THE TASK →
Copy the full set of lines exactly as given.

A block of data:
++++++

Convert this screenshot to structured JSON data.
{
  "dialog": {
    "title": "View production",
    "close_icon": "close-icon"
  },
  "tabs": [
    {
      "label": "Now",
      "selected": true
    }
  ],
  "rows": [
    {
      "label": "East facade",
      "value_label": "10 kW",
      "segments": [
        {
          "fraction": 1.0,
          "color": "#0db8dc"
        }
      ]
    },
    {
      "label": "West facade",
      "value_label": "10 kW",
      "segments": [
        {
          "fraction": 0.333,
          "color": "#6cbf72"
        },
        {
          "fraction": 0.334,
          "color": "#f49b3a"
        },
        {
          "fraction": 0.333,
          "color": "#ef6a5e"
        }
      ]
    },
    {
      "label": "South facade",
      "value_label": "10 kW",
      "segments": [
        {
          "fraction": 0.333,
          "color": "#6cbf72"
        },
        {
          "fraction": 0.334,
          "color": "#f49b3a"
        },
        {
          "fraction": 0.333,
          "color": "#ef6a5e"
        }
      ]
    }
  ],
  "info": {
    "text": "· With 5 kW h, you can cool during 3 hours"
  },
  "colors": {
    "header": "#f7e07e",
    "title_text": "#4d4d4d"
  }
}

++++++

WRITTEN SOLUTION →
Convert this screenshot to structured JSON data.
{
  "dialog": {
    "title": "View production",
    "close_icon": "close-icon"
  },
  "tabs": [
    {
      "label": "Now",
      "selected": true
    }
  ],
  "rows": [
    {
      "label": "East facade",
      "value_label": "10 kW",
      "segments": [
        {
          "fraction": 1.0,
          "color": "#0db8dc"
        }
      ]
    },
    {
      "label": "West facade",
      "value_label": "10 kW",
      "segments": [
        {
          "fraction": 0.333,
          "color": "#6cbf72"
        },
        {
          "fraction": 0.334,
          "color": "#f49b3a"
        },
        {
          "fraction": 0.333,
          "color": "#ef6a5e"
        }
      ]
    },
    {
      "label": "South facade",
      "value_label": "10 kW",
      "segments": [
        {
          "fraction": 0.333,
          "color": "#6cbf72"
        },
        {
          "fraction": 0.334,
          "color": "#f49b3a"
        },
        {
          "fraction": 0.333,
          "color": "#ef6a5e"
        }
      ]
    }
  ],
  "info": {
    "text": "· With 5 kW h, you can cool during 3 hours"
  },
  "colors": {
    "header": "#f7e07e",
    "title_text": "#4d4d4d"
  }
}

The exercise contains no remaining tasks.